───── Records to use ─────

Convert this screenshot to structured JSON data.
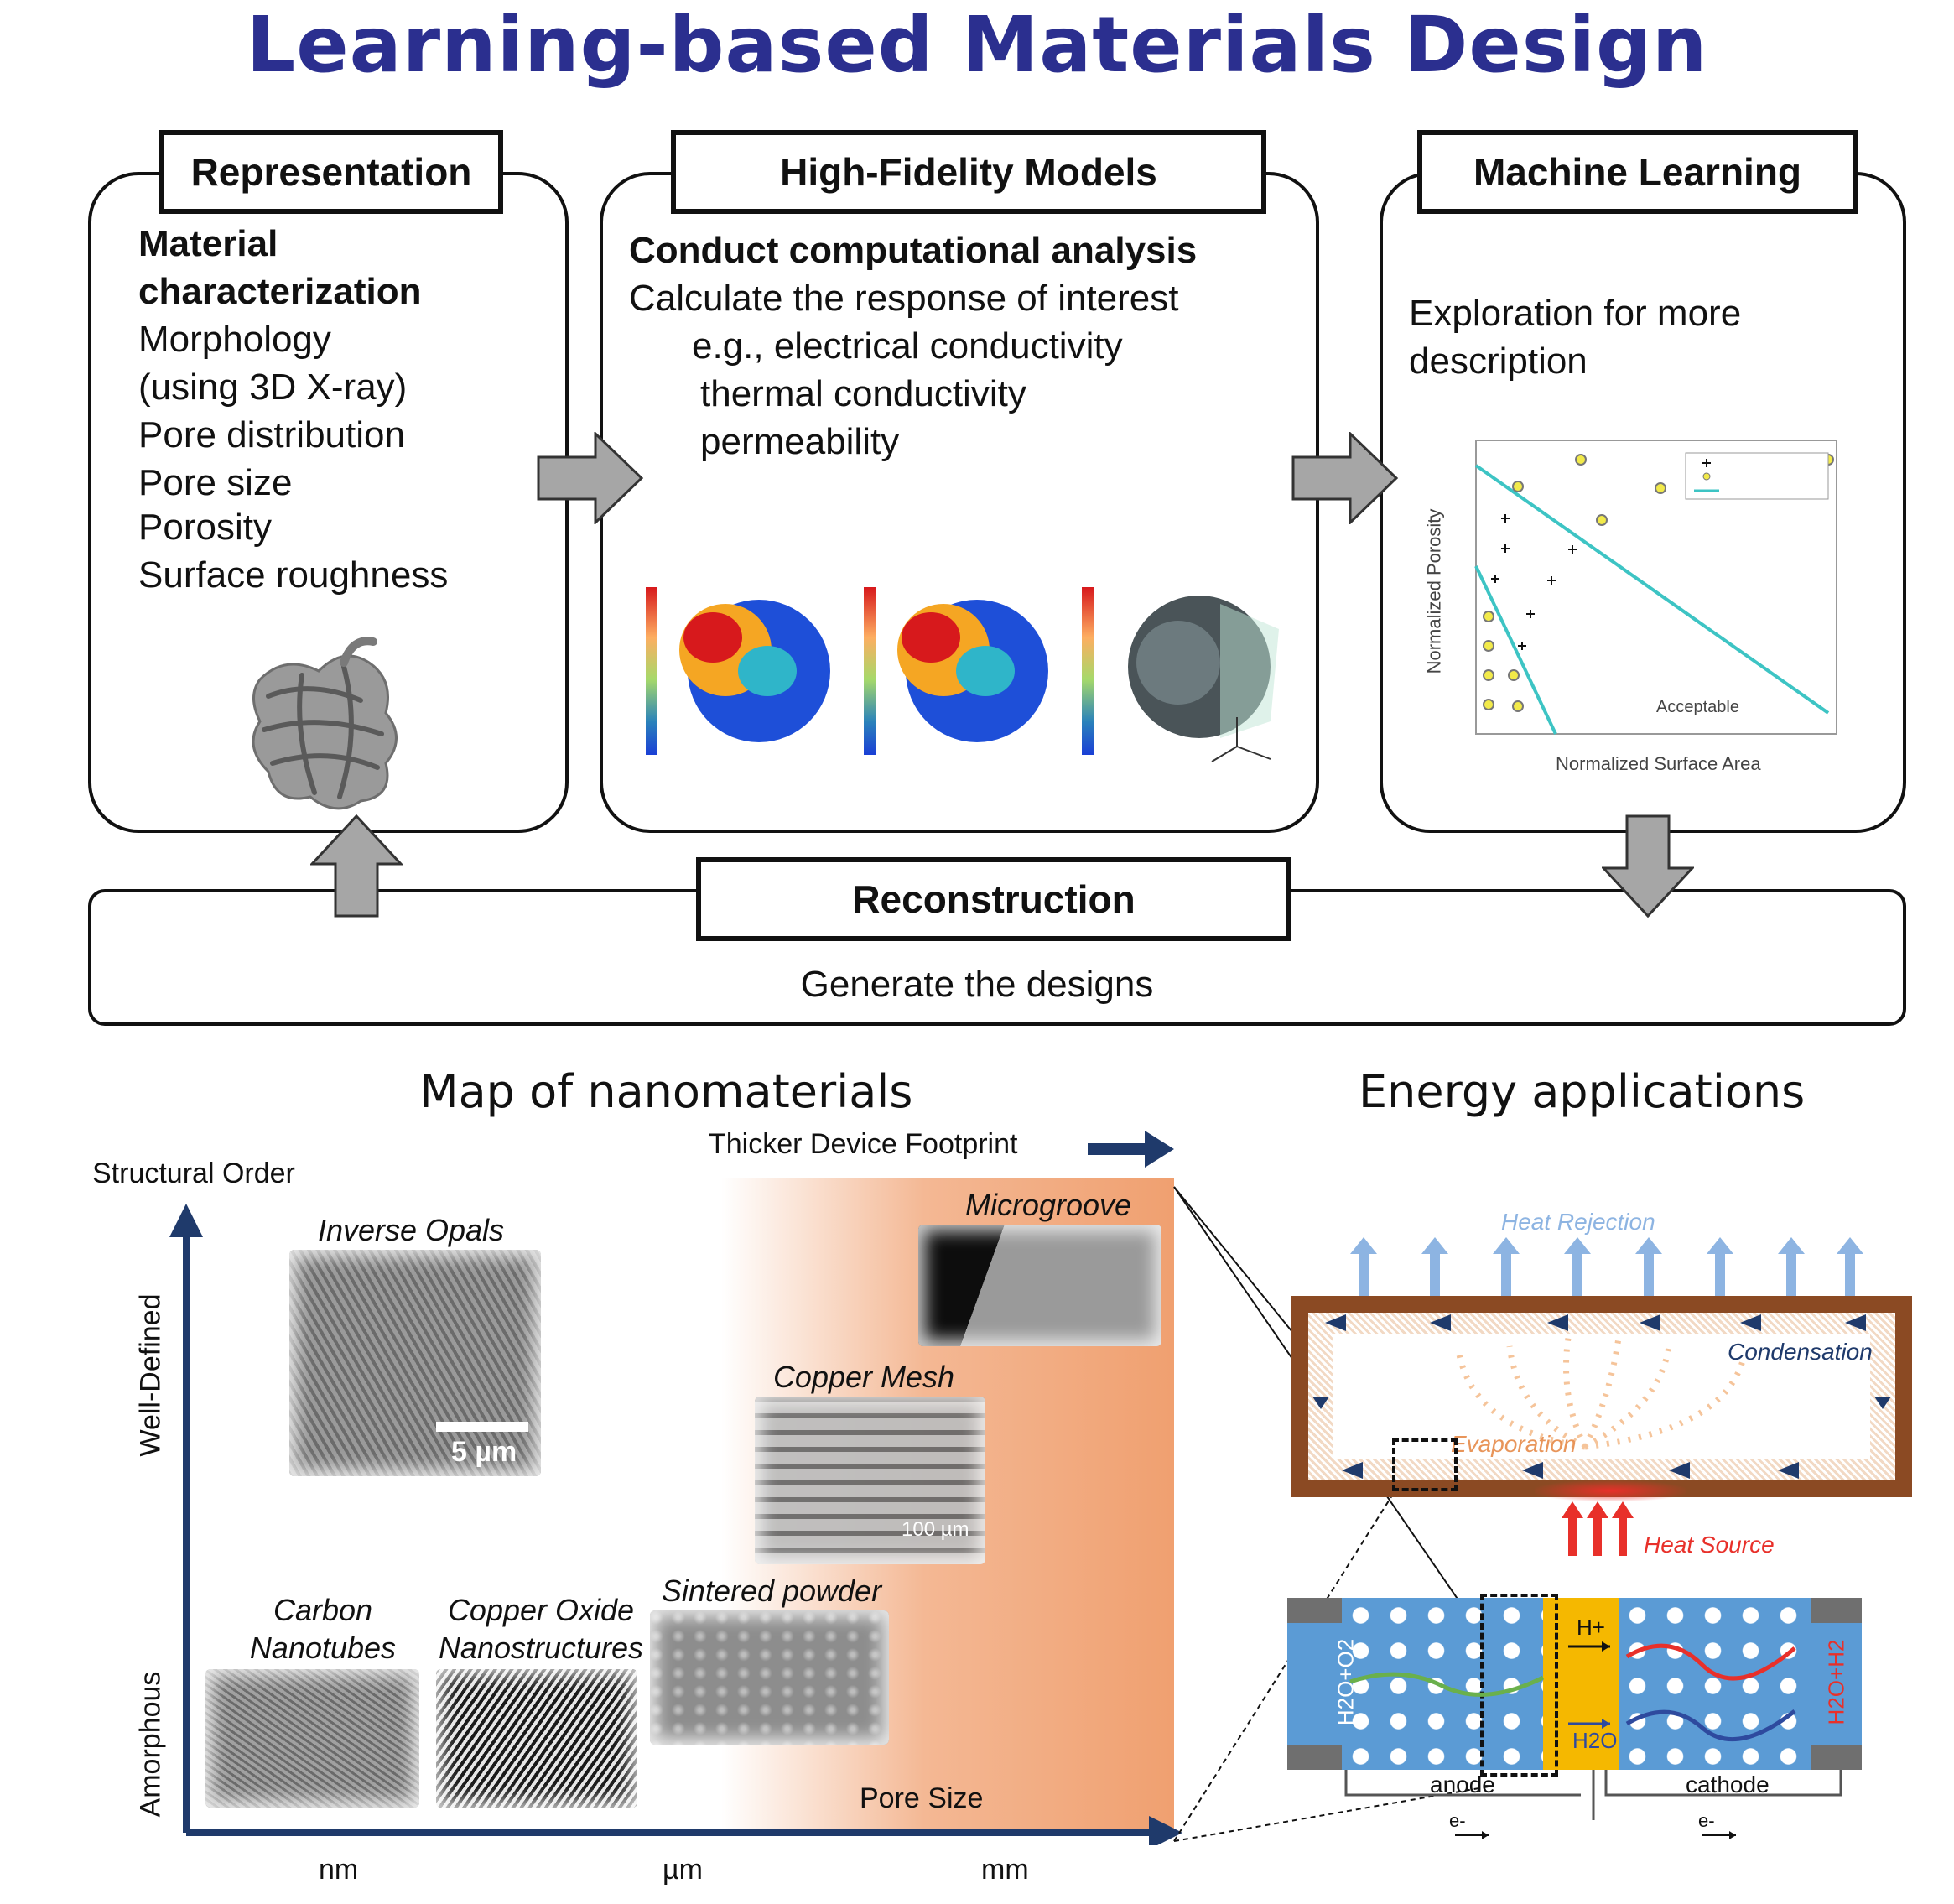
{
  "title": "Learning-based Materials Design",
  "workflow": {
    "representation": {
      "label": "Representation",
      "heading_line1": "Material",
      "heading_line2": "characterization",
      "items": [
        "Morphology",
        "(using 3D X-ray)",
        "Pore distribution",
        "Pore size",
        "Porosity",
        "Surface roughness"
      ]
    },
    "high_fidelity": {
      "label": "High-Fidelity Models",
      "heading": "Conduct computational analysis",
      "line1": "Calculate the response of interest",
      "line2": "e.g., electrical conductivity",
      "line3": "thermal conductivity",
      "line4": "permeability"
    },
    "machine_learning": {
      "label": "Machine Learning",
      "line1": "Exploration for more",
      "line2": "description",
      "plot": {
        "xlabel": "Normalized Surface Area",
        "ylabel": "Normalized Porosity",
        "region_label": "Acceptable"
      }
    },
    "reconstruction": {
      "label": "Reconstruction",
      "text": "Generate the designs"
    }
  },
  "map": {
    "title": "Map of nanomaterials",
    "footprint_label": "Thicker Device Footprint",
    "y_axis_label": "Structural Order",
    "y_top": "Well-Defined",
    "y_bottom": "Amorphous",
    "x_axis_label": "Pore Size",
    "x_ticks": [
      "nm",
      "µm",
      "mm"
    ],
    "materials": {
      "inverse_opals": "Inverse Opals",
      "inverse_opals_scale": "5 µm",
      "microgroove": "Microgroove",
      "copper_mesh": "Copper Mesh",
      "copper_mesh_scale": "100 µm",
      "sintered_powder": "Sintered powder",
      "carbon_nanotubes_l1": "Carbon",
      "carbon_nanotubes_l2": "Nanotubes",
      "copper_oxide_l1": "Copper Oxide",
      "copper_oxide_l2": "Nanostructures"
    }
  },
  "energy": {
    "title": "Energy applications",
    "heat_rejection": "Heat Rejection",
    "condensation": "Condensation",
    "evaporation": "Evaporation",
    "heat_source": "Heat Source",
    "anode": "anode",
    "cathode": "cathode",
    "electron": "e-",
    "proton": "H+",
    "water": "H2O",
    "left_species": "H2O+O2",
    "right_species": "H2O+H2"
  },
  "colors": {
    "title": "#2b2f8f",
    "axis": "#1f3a6b",
    "arrow_gray": "#a6a6a6",
    "gradient": "#f0a070",
    "heat_pipe": "#8b4a23",
    "heat_blue": "#8db4e2",
    "heat_source": "#e8302a",
    "membrane": "#f5b800",
    "cell_blue": "#5b9bd5"
  }
}
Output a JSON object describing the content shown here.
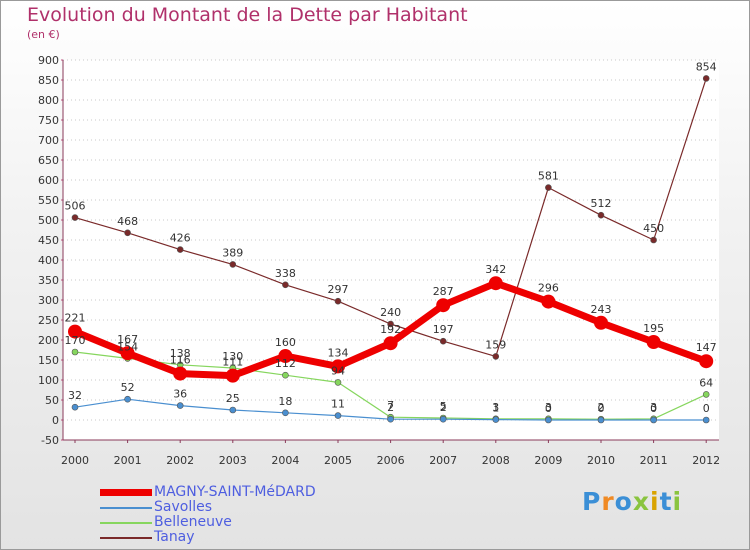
{
  "title": "Evolution du Montant de la Dette par Habitant",
  "subtitle": "(en €)",
  "logo": {
    "text": "Proxiti",
    "colors": [
      "#3b8fd6",
      "#f08a24",
      "#3b8fd6",
      "#8ac43f",
      "#d9a300",
      "#3b8fd6",
      "#8ac43f"
    ]
  },
  "colors": {
    "title": "#b0306a",
    "legend_text": "#4e5ee0",
    "axis_text": "#333333",
    "grid": "#c8c8c8"
  },
  "chart_data": {
    "type": "line",
    "title": "Evolution du Montant de la Dette par Habitant",
    "ylabel": "(en €)",
    "xlabel": "",
    "x": [
      "2000",
      "2001",
      "2002",
      "2003",
      "2004",
      "2005",
      "2006",
      "2007",
      "2008",
      "2009",
      "2010",
      "2011",
      "2012"
    ],
    "ylim": [
      -50,
      900
    ],
    "yticks": [
      -50,
      0,
      50,
      100,
      150,
      200,
      250,
      300,
      350,
      400,
      450,
      500,
      550,
      600,
      650,
      700,
      750,
      800,
      850,
      900
    ],
    "grid": "horizontal dotted",
    "legend_position": "bottom-left",
    "series": [
      {
        "name": "MAGNY-SAINT-MéDARD",
        "color": "#ee0000",
        "values": [
          221,
          167,
          116,
          111,
          160,
          134,
          192,
          287,
          342,
          296,
          243,
          195,
          147
        ],
        "labels": [
          "221",
          "167",
          "116",
          "111",
          "160",
          "134",
          "192",
          "287",
          "342",
          "296",
          "243",
          "195",
          "147"
        ]
      },
      {
        "name": "Savolles",
        "color": "#4a8fd0",
        "values": [
          32,
          52,
          36,
          25,
          18,
          11,
          2,
          2,
          1,
          0,
          0,
          0,
          0
        ],
        "labels": [
          "32",
          "52",
          "36",
          "25",
          "18",
          "11",
          "2",
          "2",
          "1",
          "0",
          "0",
          "0",
          "0"
        ]
      },
      {
        "name": "Belleneuve",
        "color": "#86d65e",
        "values": [
          170,
          154,
          138,
          130,
          112,
          94,
          7,
          5,
          3,
          3,
          2,
          3,
          64
        ],
        "labels": [
          "170",
          "154",
          "138",
          "130",
          "112",
          "94",
          "7",
          "5",
          "3",
          "3",
          "2",
          "3",
          "64"
        ]
      },
      {
        "name": "Tanay",
        "color": "#7a2a2a",
        "values": [
          506,
          468,
          426,
          389,
          338,
          297,
          240,
          197,
          159,
          581,
          512,
          450,
          854
        ],
        "labels": [
          "506",
          "468",
          "426",
          "389",
          "338",
          "297",
          "240",
          "197",
          "159",
          "581",
          "512",
          "450",
          "854"
        ]
      }
    ]
  }
}
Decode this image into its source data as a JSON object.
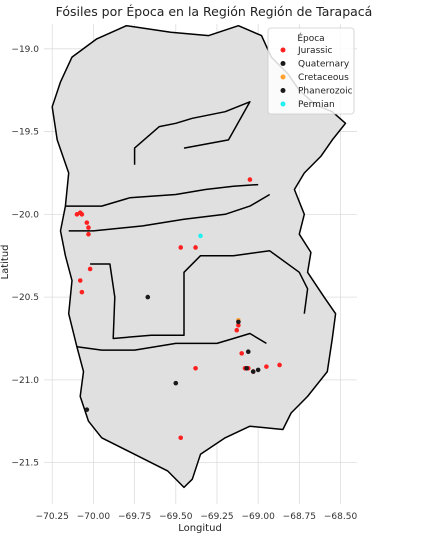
{
  "chart_data": {
    "type": "scatter",
    "title": "Fósiles por Época en la Región Región de Tarapacá",
    "xlabel": "Longitud",
    "ylabel": "Latitud",
    "xlim": [
      -70.3,
      -68.4
    ],
    "ylim": [
      -21.75,
      -18.85
    ],
    "xticks": [
      -70.25,
      -70.0,
      -69.75,
      -69.5,
      -69.25,
      -69.0,
      -68.75,
      -68.5
    ],
    "xtick_labels": [
      "−70.25",
      "−70.00",
      "−69.75",
      "−69.50",
      "−69.25",
      "−69.00",
      "−68.75",
      "−68.50"
    ],
    "yticks": [
      -19.0,
      -19.5,
      -20.0,
      -20.5,
      -21.0,
      -21.5
    ],
    "ytick_labels": [
      "−19.0",
      "−19.5",
      "−20.0",
      "−20.5",
      "−21.0",
      "−21.5"
    ],
    "grid": true,
    "legend": {
      "title": "Época",
      "placement": "top-right",
      "entries": [
        {
          "label": "Jurassic",
          "color": "#ff2020"
        },
        {
          "label": "Quaternary",
          "color": "#1a1a1a"
        },
        {
          "label": "Cretaceous",
          "color": "#ffa030"
        },
        {
          "label": "Phanerozoic",
          "color": "#1a1a1a"
        },
        {
          "label": "Permian",
          "color": "#20f0f0"
        }
      ]
    },
    "region_color": "#e0e0e0",
    "outline_color": "#000000",
    "regions": [
      {
        "name": "outer",
        "points": [
          [
            -70.2,
            -19.2
          ],
          [
            -70.13,
            -19.05
          ],
          [
            -69.98,
            -18.94
          ],
          [
            -69.8,
            -18.86
          ],
          [
            -69.53,
            -18.9
          ],
          [
            -69.3,
            -18.92
          ],
          [
            -69.12,
            -18.86
          ],
          [
            -68.98,
            -18.92
          ],
          [
            -68.92,
            -19.05
          ],
          [
            -68.82,
            -19.15
          ],
          [
            -68.75,
            -19.25
          ],
          [
            -68.65,
            -19.34
          ],
          [
            -68.55,
            -19.38
          ],
          [
            -68.47,
            -19.45
          ],
          [
            -68.55,
            -19.55
          ],
          [
            -68.62,
            -19.65
          ],
          [
            -68.72,
            -19.75
          ],
          [
            -68.78,
            -19.85
          ],
          [
            -68.72,
            -20.0
          ],
          [
            -68.75,
            -20.12
          ],
          [
            -68.68,
            -20.23
          ],
          [
            -68.7,
            -20.35
          ],
          [
            -68.6,
            -20.5
          ],
          [
            -68.53,
            -20.6
          ],
          [
            -68.55,
            -20.75
          ],
          [
            -68.58,
            -20.95
          ],
          [
            -68.7,
            -21.1
          ],
          [
            -68.8,
            -21.2
          ],
          [
            -68.85,
            -21.3
          ],
          [
            -69.05,
            -21.28
          ],
          [
            -69.2,
            -21.35
          ],
          [
            -69.35,
            -21.45
          ],
          [
            -69.4,
            -21.6
          ],
          [
            -69.45,
            -21.65
          ],
          [
            -69.55,
            -21.55
          ],
          [
            -69.75,
            -21.45
          ],
          [
            -69.95,
            -21.35
          ],
          [
            -70.03,
            -21.25
          ],
          [
            -70.08,
            -21.1
          ],
          [
            -70.06,
            -20.95
          ],
          [
            -70.1,
            -20.8
          ],
          [
            -70.15,
            -20.6
          ],
          [
            -70.13,
            -20.4
          ],
          [
            -70.17,
            -20.25
          ],
          [
            -70.2,
            -20.1
          ],
          [
            -70.17,
            -19.95
          ],
          [
            -70.15,
            -19.75
          ],
          [
            -70.22,
            -19.55
          ],
          [
            -70.25,
            -19.35
          ]
        ]
      },
      {
        "name": "northern-line",
        "points": [
          [
            -70.17,
            -19.95
          ],
          [
            -69.95,
            -19.95
          ],
          [
            -69.78,
            -19.9
          ],
          [
            -69.5,
            -19.88
          ],
          [
            -69.32,
            -19.85
          ],
          [
            -69.15,
            -19.83
          ],
          [
            -69.0,
            -19.82
          ]
        ]
      },
      {
        "name": "north-finger",
        "points": [
          [
            -69.75,
            -19.7
          ],
          [
            -69.75,
            -19.6
          ],
          [
            -69.6,
            -19.47
          ],
          [
            -69.5,
            -19.45
          ],
          [
            -69.4,
            -19.42
          ],
          [
            -69.2,
            -19.38
          ],
          [
            -69.05,
            -19.32
          ],
          [
            -69.18,
            -19.55
          ],
          [
            -69.45,
            -19.6
          ]
        ]
      },
      {
        "name": "central-line",
        "points": [
          [
            -70.15,
            -20.1
          ],
          [
            -70.0,
            -20.1
          ],
          [
            -69.7,
            -20.07
          ],
          [
            -69.45,
            -20.03
          ],
          [
            -69.2,
            -20.0
          ],
          [
            -69.05,
            -19.95
          ],
          [
            -68.93,
            -19.88
          ]
        ]
      },
      {
        "name": "inner-block",
        "points": [
          [
            -70.02,
            -20.3
          ],
          [
            -69.9,
            -20.3
          ],
          [
            -69.87,
            -20.5
          ],
          [
            -69.88,
            -20.75
          ],
          [
            -69.65,
            -20.73
          ],
          [
            -69.45,
            -20.73
          ],
          [
            -69.45,
            -20.35
          ],
          [
            -69.35,
            -20.25
          ],
          [
            -69.15,
            -20.25
          ],
          [
            -68.93,
            -20.22
          ],
          [
            -68.75,
            -20.35
          ],
          [
            -68.7,
            -20.45
          ],
          [
            -68.72,
            -20.6
          ]
        ]
      },
      {
        "name": "southern-line",
        "points": [
          [
            -70.1,
            -20.8
          ],
          [
            -69.95,
            -20.82
          ],
          [
            -69.75,
            -20.82
          ],
          [
            -69.5,
            -20.78
          ],
          [
            -69.25,
            -20.78
          ],
          [
            -69.15,
            -20.75
          ],
          [
            -69.05,
            -20.72
          ],
          [
            -68.95,
            -20.78
          ]
        ]
      }
    ],
    "series": [
      {
        "name": "Jurassic",
        "color": "#ff2020",
        "x": [
          -70.1,
          -70.08,
          -70.07,
          -70.04,
          -70.03,
          -70.03,
          -70.02,
          -70.08,
          -70.07,
          -69.05,
          -69.38,
          -69.47,
          -69.12,
          -69.13,
          -69.1,
          -69.03,
          -69.06,
          -68.95,
          -68.87,
          -69.47,
          -69.38,
          -69.08
        ],
        "y": [
          -20.0,
          -19.99,
          -20.0,
          -20.05,
          -20.08,
          -20.12,
          -20.33,
          -20.4,
          -20.47,
          -19.79,
          -20.2,
          -20.2,
          -20.67,
          -20.7,
          -20.84,
          -20.95,
          -20.93,
          -20.92,
          -20.91,
          -21.35,
          -20.93,
          -20.93
        ]
      },
      {
        "name": "Quaternary",
        "color": "#1a1a1a",
        "x": [
          -69.67,
          -69.5,
          -69.06,
          -69.03,
          -69.0
        ],
        "y": [
          -20.5,
          -21.02,
          -20.83,
          -20.95,
          -20.94
        ]
      },
      {
        "name": "Cretaceous",
        "color": "#ffa030",
        "x": [
          -69.12
        ],
        "y": [
          -20.64
        ]
      },
      {
        "name": "Phanerozoic",
        "color": "#1a1a1a",
        "x": [
          -70.04,
          -69.12,
          -69.07
        ],
        "y": [
          -21.18,
          -20.65,
          -20.93
        ]
      },
      {
        "name": "Permian",
        "color": "#20f0f0",
        "x": [
          -69.35
        ],
        "y": [
          -20.13
        ]
      }
    ]
  }
}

─────

### What is expected
Filter the records above for lines containing the word "ylabel", and copy those lines.

### Result for this task
        "ylabel": "Normalized Porosity",
    "ylabel": "(en €)",
    "ylabel": "Latitud",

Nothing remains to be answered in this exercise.